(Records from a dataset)
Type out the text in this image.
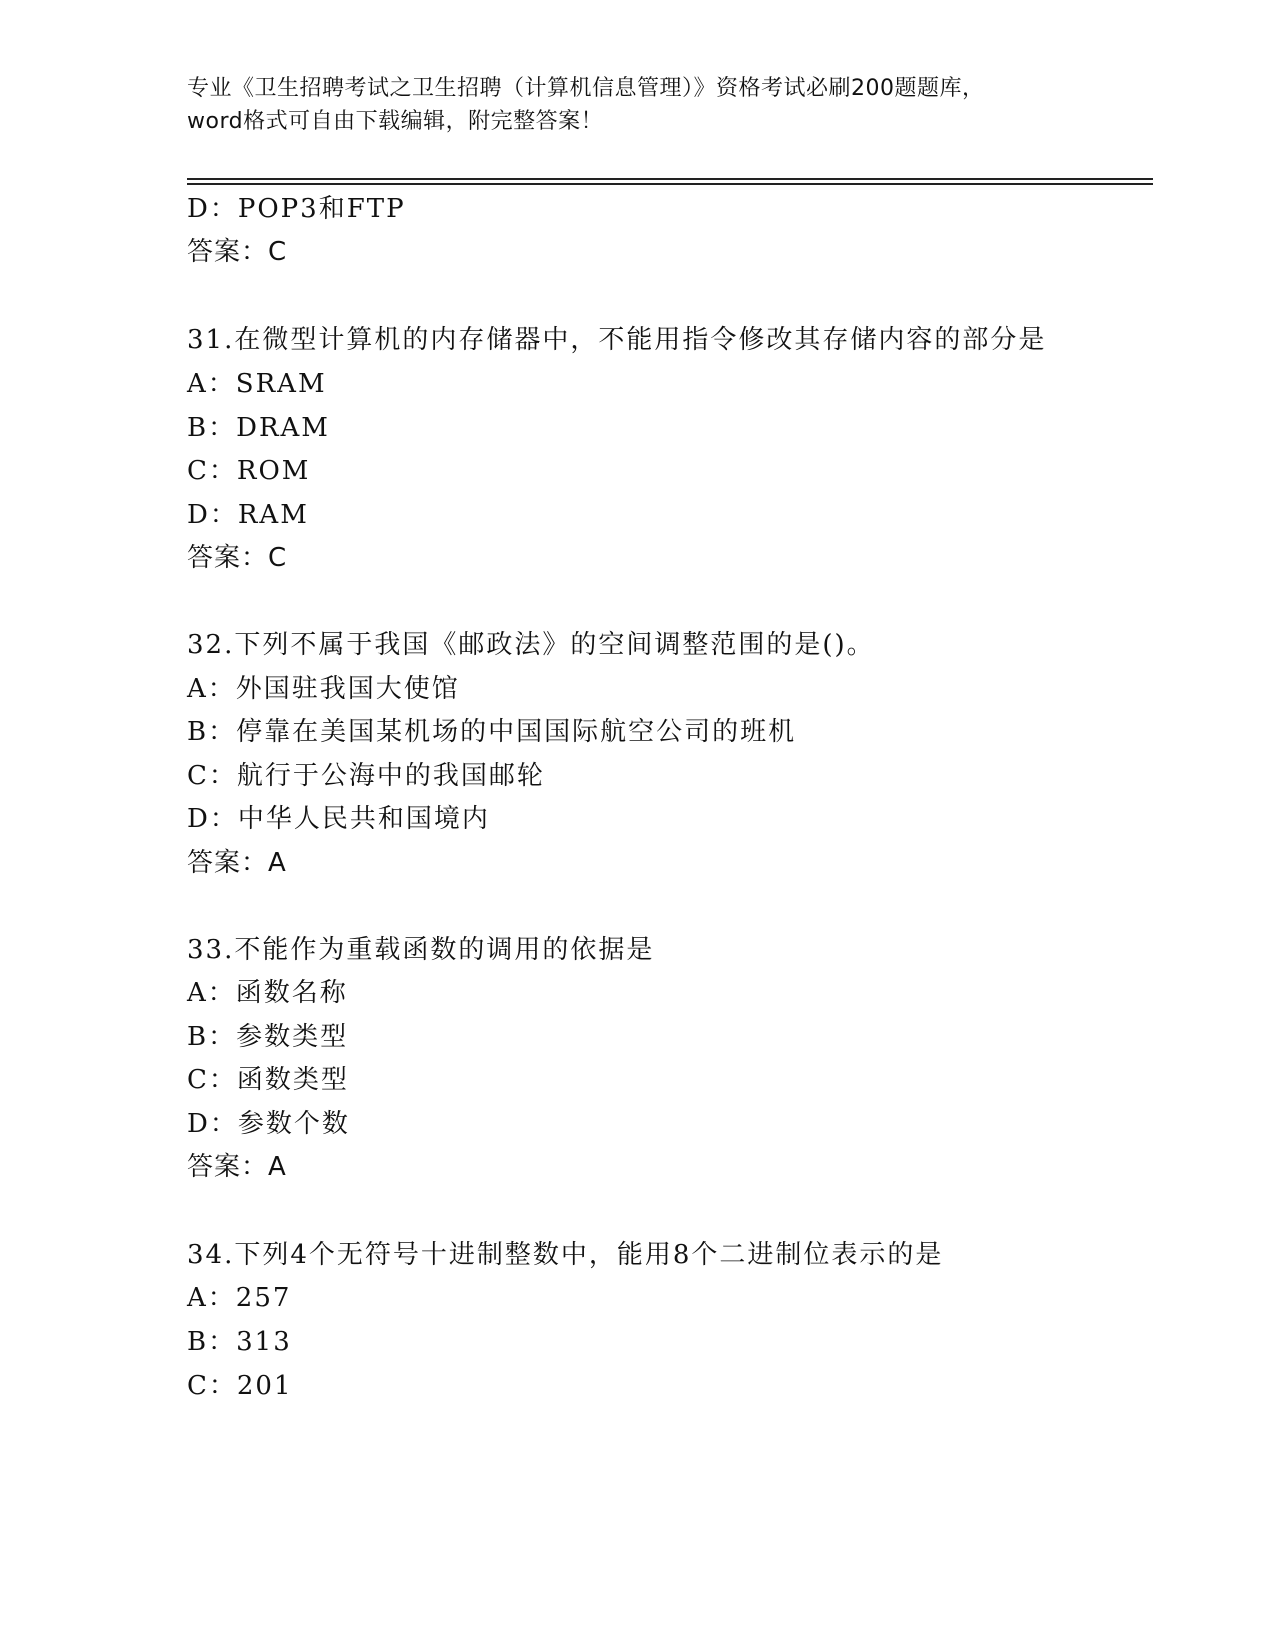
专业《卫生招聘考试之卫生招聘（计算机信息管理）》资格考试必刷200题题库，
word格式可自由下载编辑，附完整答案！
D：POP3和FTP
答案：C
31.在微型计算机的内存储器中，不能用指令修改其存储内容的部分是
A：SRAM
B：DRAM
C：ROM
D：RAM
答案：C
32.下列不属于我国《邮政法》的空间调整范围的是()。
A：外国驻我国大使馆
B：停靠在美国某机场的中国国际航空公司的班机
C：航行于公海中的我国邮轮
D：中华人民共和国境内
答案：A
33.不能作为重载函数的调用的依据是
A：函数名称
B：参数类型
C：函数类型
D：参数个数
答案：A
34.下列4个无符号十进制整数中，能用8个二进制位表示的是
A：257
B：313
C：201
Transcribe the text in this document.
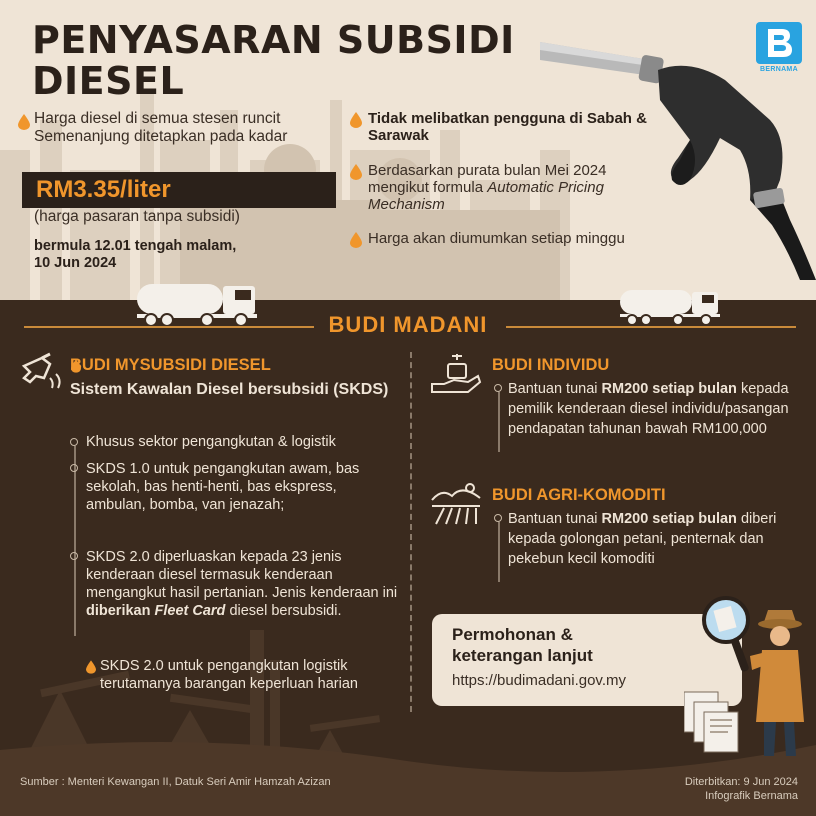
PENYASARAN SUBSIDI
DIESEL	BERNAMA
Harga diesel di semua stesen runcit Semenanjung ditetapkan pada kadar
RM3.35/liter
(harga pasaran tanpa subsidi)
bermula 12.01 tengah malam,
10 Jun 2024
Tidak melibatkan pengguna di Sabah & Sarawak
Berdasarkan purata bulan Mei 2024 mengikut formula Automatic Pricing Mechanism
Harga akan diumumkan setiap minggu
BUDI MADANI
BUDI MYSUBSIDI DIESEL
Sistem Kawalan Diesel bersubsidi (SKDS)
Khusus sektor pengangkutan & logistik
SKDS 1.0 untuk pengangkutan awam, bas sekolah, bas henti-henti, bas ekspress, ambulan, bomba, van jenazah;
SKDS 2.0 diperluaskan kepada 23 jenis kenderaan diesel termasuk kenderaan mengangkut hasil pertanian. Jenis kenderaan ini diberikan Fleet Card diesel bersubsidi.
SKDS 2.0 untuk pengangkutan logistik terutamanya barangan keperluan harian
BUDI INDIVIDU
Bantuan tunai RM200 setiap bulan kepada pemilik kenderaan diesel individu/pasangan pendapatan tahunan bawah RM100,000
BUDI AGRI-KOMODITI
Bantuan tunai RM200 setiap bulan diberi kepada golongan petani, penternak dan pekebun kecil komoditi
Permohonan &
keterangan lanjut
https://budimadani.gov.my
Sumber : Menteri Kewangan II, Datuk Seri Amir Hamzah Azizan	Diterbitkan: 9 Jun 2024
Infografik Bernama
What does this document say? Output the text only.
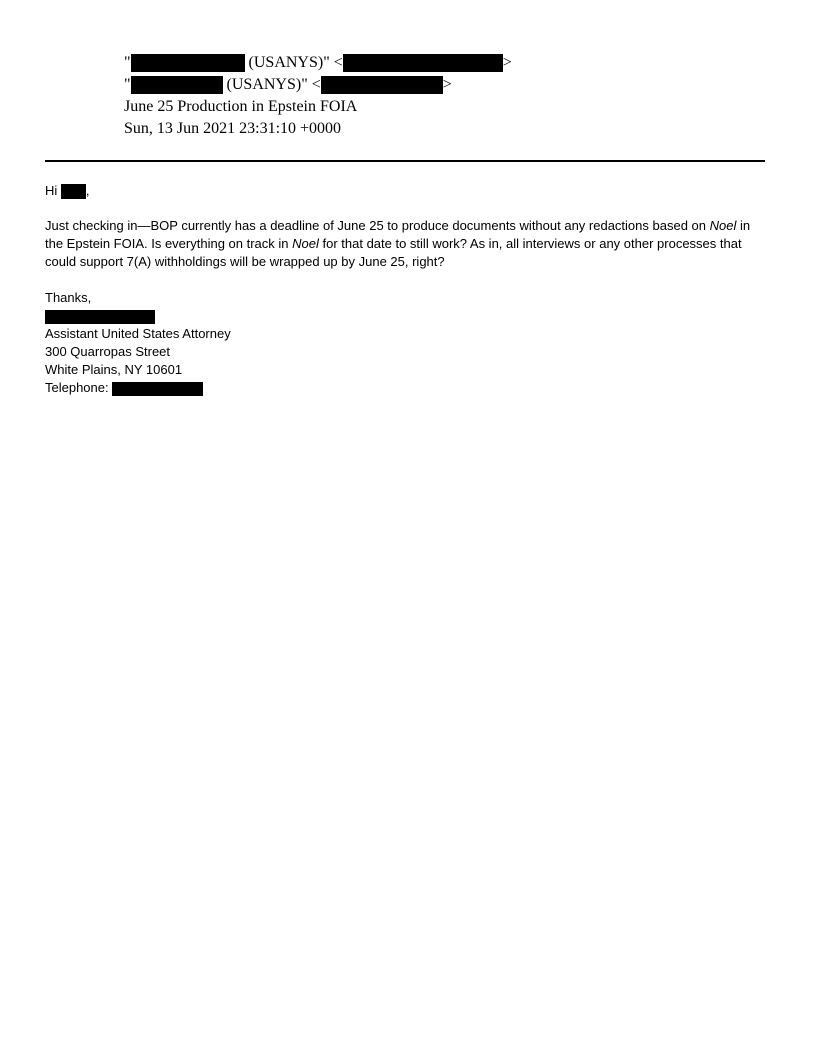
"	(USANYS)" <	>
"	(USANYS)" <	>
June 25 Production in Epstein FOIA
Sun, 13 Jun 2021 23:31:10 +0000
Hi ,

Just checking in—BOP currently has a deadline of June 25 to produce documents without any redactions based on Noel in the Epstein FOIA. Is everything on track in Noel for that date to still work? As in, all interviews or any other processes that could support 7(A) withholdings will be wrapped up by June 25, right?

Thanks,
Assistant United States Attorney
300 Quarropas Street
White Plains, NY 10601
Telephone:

■ THE EXERCISE ■
Extract every line above that contains the word "this".

■ REPLY TO THE TASK ■
Type out the text in this image.
Transcribe the text in this document.
What does this document say? Output the text only.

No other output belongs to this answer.